> Task goal:
Keep the pictures out of the copy and print all the entries below exactly.

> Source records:

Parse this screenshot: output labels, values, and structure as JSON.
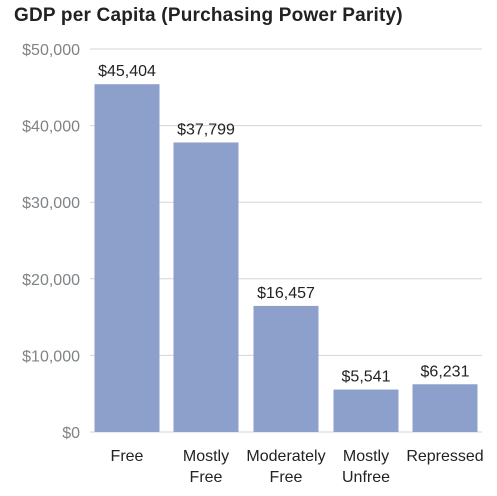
{
  "chart_data": {
    "type": "bar",
    "title": "GDP per Capita (Purchasing Power Parity)",
    "categories": [
      [
        "Free"
      ],
      [
        "Mostly",
        "Free"
      ],
      [
        "Moderately",
        "Free"
      ],
      [
        "Mostly",
        "Unfree"
      ],
      [
        "Repressed"
      ]
    ],
    "values": [
      45404,
      37799,
      16457,
      5541,
      6231
    ],
    "value_labels": [
      "$45,404",
      "$37,799",
      "$16,457",
      "$5,541",
      "$6,231"
    ],
    "yticks": [
      0,
      10000,
      20000,
      30000,
      40000,
      50000
    ],
    "ytick_labels": [
      "$0",
      "$10,000",
      "$20,000",
      "$30,000",
      "$40,000",
      "$50,000"
    ],
    "ylim": [
      0,
      50000
    ],
    "grid": true,
    "xlabel": "",
    "ylabel": "",
    "colors": {
      "bar": "#8d9fcb",
      "grid": "#d3d5d6",
      "tick_text": "#7f8386",
      "text": "#222222"
    }
  }
}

> Correct answer:
Parse this screenshot: output labels, values, and structure as JSON.
{
  "chart_data": {
    "type": "bar",
    "title": "GDP per Capita (Purchasing Power Parity)",
    "categories": [
      [
        "Free"
      ],
      [
        "Mostly",
        "Free"
      ],
      [
        "Moderately",
        "Free"
      ],
      [
        "Mostly",
        "Unfree"
      ],
      [
        "Repressed"
      ]
    ],
    "values": [
      45404,
      37799,
      16457,
      5541,
      6231
    ],
    "value_labels": [
      "$45,404",
      "$37,799",
      "$16,457",
      "$5,541",
      "$6,231"
    ],
    "yticks": [
      0,
      10000,
      20000,
      30000,
      40000,
      50000
    ],
    "ytick_labels": [
      "$0",
      "$10,000",
      "$20,000",
      "$30,000",
      "$40,000",
      "$50,000"
    ],
    "ylim": [
      0,
      50000
    ],
    "grid": true,
    "xlabel": "",
    "ylabel": "",
    "colors": {
      "bar": "#8d9fcb",
      "grid": "#d3d5d6",
      "tick_text": "#7f8386",
      "text": "#222222"
    }
  }
}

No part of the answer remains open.